┌──

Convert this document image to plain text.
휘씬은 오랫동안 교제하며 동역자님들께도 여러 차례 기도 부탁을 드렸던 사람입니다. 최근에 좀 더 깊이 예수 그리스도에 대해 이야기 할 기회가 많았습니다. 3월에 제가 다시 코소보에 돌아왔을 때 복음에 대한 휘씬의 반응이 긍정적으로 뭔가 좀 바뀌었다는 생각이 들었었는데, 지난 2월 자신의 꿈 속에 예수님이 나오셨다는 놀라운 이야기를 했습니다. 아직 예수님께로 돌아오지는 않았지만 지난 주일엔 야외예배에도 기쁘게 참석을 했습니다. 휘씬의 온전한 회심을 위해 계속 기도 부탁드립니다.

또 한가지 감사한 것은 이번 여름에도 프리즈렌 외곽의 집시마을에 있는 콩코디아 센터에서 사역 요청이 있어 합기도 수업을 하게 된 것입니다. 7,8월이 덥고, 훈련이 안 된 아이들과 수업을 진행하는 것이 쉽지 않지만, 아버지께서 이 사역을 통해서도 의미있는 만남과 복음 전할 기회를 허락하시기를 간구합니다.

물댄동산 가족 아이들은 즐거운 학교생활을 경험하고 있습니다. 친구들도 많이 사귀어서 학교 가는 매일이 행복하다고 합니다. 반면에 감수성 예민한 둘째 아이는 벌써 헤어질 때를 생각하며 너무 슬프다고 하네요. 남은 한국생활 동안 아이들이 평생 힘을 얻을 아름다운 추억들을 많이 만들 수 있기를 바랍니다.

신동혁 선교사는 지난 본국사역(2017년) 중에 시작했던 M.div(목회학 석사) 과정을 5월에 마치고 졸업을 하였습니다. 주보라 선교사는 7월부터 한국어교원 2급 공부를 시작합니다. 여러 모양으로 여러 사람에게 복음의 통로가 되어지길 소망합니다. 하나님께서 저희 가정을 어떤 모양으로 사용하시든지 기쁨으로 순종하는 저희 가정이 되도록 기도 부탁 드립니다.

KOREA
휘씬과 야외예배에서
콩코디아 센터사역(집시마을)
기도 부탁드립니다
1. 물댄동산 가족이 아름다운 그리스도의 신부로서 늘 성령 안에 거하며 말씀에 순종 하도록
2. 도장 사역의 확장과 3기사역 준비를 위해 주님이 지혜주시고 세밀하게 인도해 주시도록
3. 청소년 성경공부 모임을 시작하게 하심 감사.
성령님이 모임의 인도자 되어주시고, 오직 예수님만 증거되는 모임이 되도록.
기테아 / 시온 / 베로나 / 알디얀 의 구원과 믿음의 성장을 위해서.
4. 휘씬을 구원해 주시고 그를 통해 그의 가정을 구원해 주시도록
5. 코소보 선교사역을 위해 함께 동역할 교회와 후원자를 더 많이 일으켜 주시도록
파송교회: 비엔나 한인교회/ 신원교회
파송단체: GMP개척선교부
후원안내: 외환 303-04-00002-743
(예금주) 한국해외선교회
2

└──
┌──

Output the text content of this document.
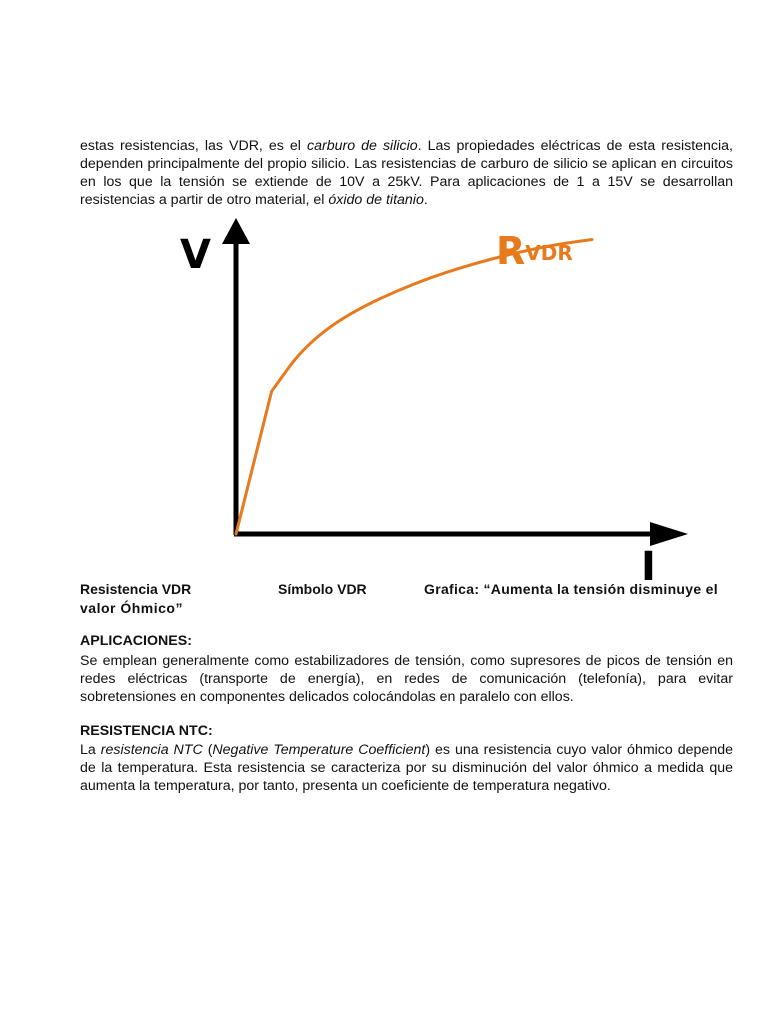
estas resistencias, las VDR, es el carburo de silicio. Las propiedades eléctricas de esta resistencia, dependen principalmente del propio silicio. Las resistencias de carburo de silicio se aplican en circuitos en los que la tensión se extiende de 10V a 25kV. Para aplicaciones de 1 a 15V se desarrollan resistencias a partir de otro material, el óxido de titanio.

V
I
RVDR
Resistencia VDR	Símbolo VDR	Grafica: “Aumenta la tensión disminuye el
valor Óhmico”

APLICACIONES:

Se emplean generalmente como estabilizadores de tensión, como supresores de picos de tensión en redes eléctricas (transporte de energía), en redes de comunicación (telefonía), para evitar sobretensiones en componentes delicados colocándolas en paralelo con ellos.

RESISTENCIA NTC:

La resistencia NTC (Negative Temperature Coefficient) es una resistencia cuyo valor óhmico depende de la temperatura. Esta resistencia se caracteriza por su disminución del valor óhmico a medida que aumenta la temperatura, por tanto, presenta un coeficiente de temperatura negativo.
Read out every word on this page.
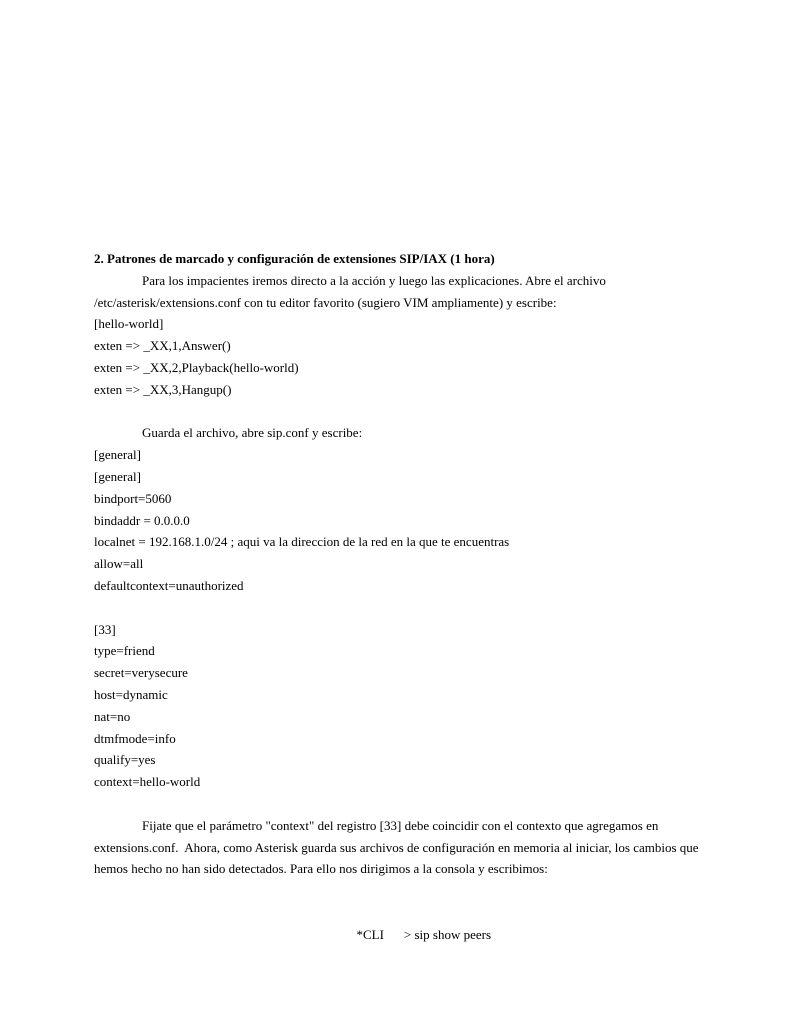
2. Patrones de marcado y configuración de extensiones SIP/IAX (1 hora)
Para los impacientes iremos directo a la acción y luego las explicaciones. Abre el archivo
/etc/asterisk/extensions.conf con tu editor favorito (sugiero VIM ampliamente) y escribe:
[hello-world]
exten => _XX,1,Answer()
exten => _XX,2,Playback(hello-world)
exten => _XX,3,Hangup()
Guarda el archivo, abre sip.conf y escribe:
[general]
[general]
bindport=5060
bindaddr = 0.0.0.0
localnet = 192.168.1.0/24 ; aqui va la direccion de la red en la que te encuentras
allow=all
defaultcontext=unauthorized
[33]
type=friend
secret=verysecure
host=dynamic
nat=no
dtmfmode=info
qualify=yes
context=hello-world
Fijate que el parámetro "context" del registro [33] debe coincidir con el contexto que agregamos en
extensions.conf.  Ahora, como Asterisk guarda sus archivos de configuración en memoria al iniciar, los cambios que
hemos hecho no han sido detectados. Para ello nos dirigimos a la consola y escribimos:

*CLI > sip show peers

└──
┌──

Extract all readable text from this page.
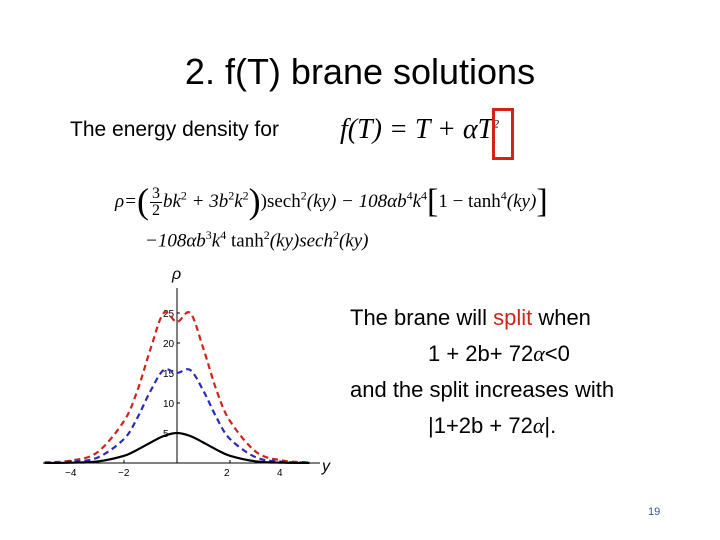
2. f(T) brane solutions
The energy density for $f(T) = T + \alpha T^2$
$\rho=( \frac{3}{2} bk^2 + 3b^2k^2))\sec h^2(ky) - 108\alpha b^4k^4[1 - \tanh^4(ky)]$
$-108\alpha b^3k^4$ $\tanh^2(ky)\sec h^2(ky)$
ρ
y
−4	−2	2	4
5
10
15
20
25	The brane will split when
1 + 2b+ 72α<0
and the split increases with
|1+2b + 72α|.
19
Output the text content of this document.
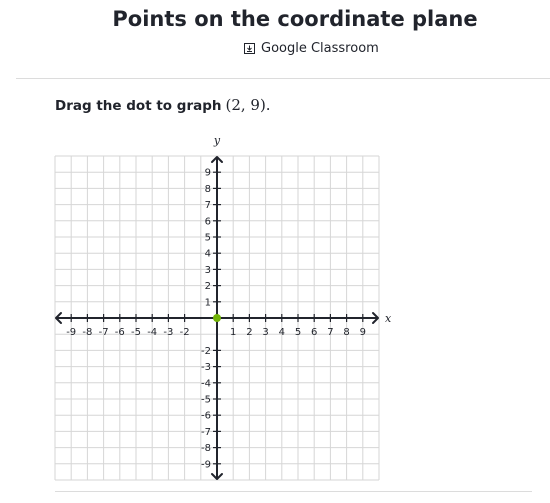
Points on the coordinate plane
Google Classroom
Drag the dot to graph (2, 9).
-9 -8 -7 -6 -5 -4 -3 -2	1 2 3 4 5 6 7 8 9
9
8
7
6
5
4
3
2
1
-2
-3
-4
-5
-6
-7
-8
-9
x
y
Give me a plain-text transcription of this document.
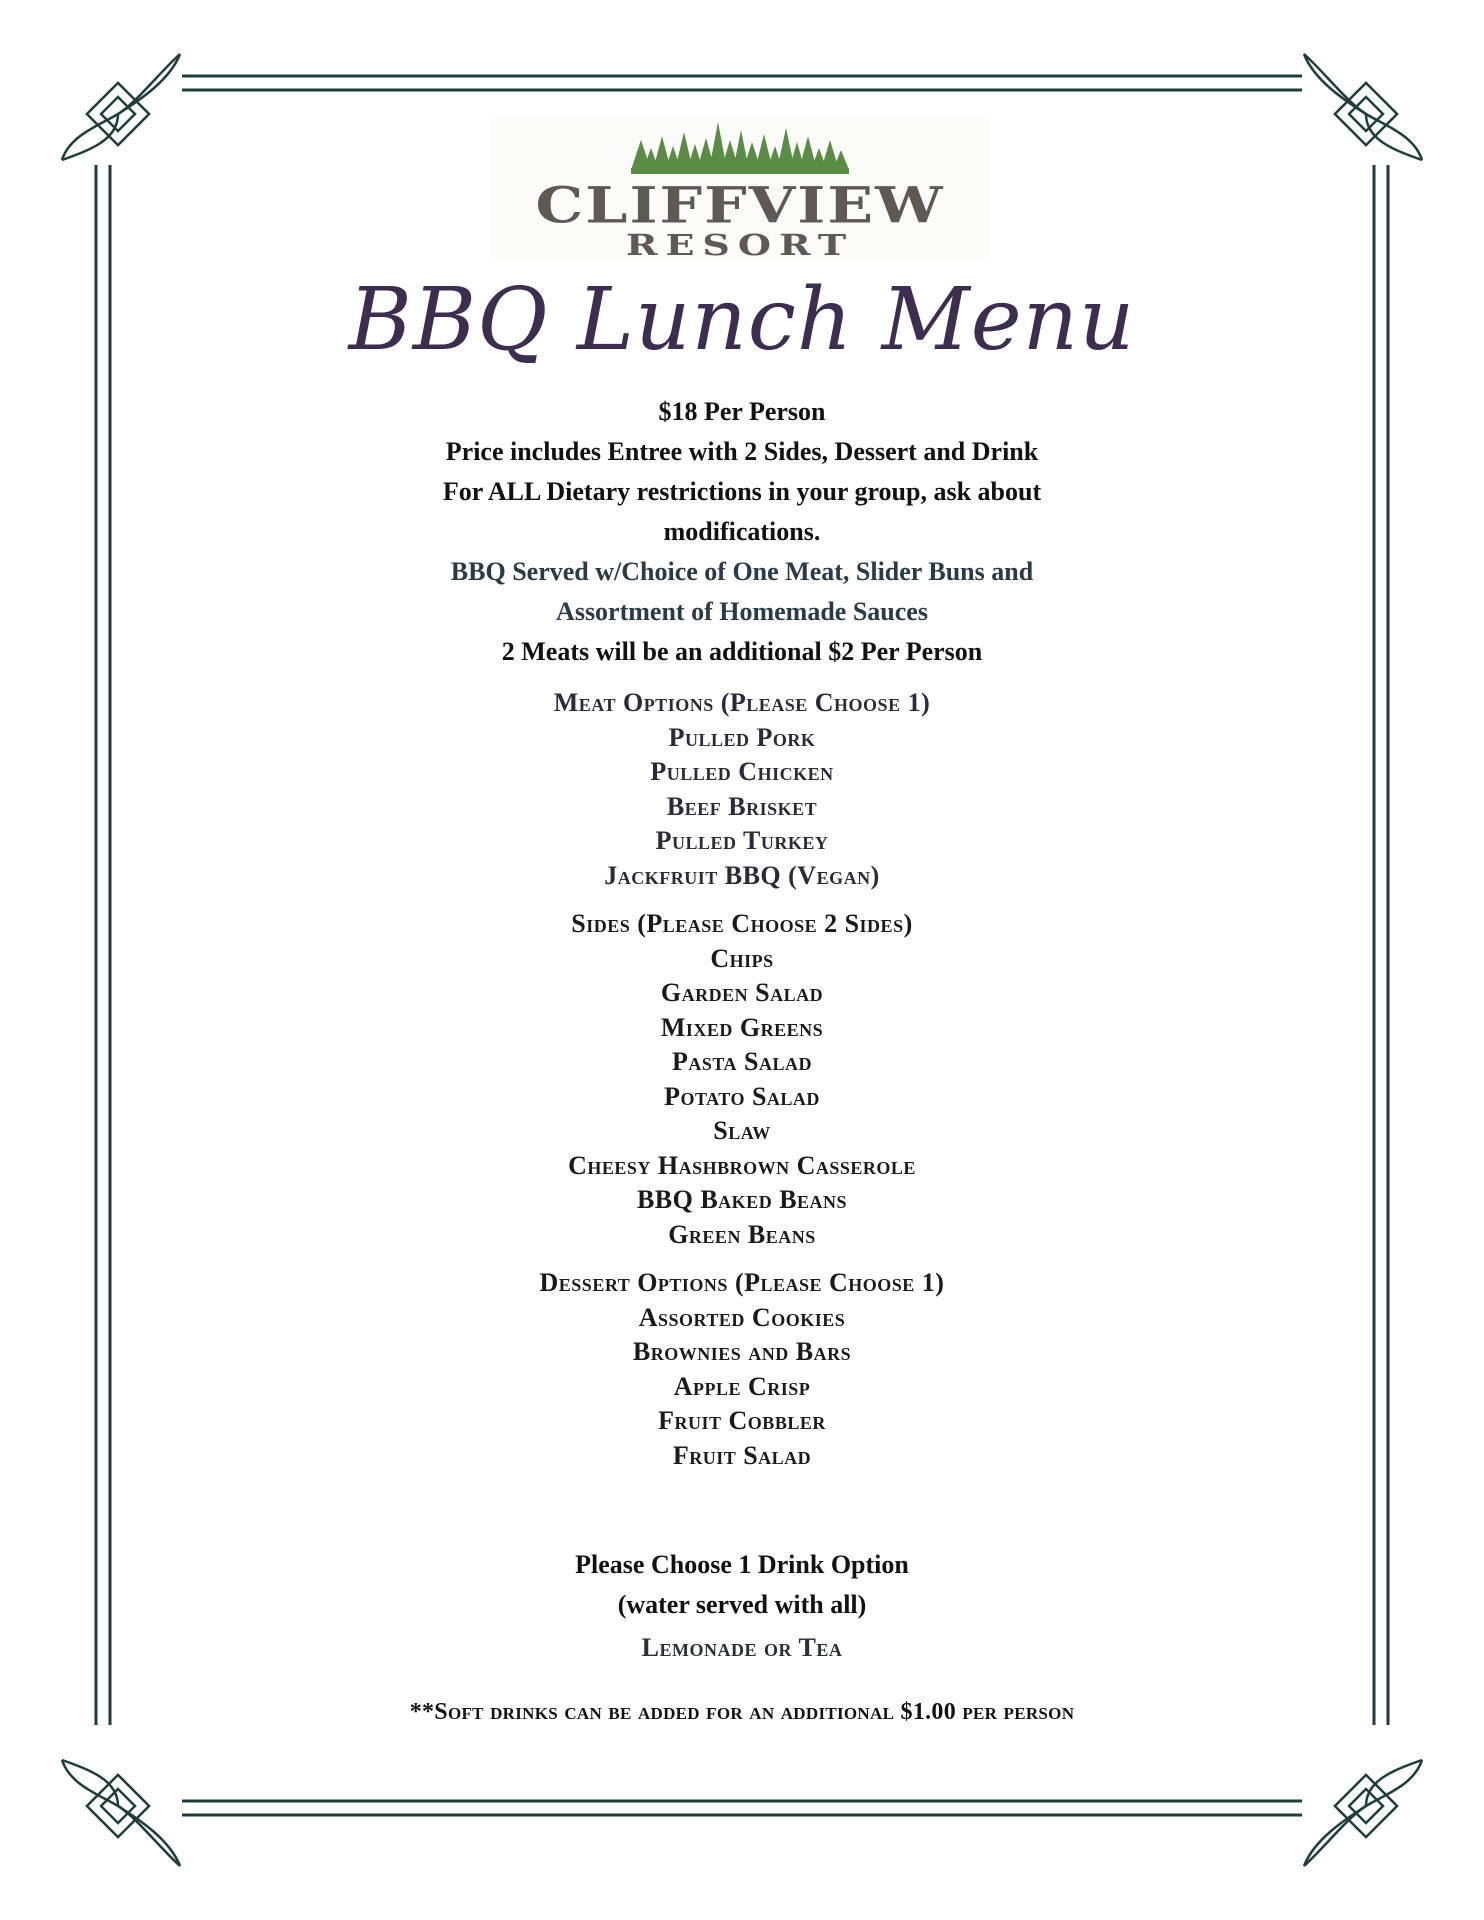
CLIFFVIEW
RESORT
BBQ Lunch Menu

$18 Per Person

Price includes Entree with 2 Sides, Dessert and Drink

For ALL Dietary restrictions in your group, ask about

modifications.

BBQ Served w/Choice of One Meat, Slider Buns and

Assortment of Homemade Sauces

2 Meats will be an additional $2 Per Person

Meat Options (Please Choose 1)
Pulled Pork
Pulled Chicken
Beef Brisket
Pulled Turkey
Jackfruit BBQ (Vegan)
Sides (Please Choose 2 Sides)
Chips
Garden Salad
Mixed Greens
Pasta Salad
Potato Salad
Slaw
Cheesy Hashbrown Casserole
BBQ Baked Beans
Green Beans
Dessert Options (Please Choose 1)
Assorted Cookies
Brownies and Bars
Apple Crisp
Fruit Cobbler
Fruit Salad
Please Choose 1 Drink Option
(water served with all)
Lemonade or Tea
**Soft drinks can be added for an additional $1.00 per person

└──

> **Exercise goal**: Return every line containing "with".

> **Response to this task**:
and the split increases with
Price includes Entree with 2 Sides, Dessert and Drink
(water served with all)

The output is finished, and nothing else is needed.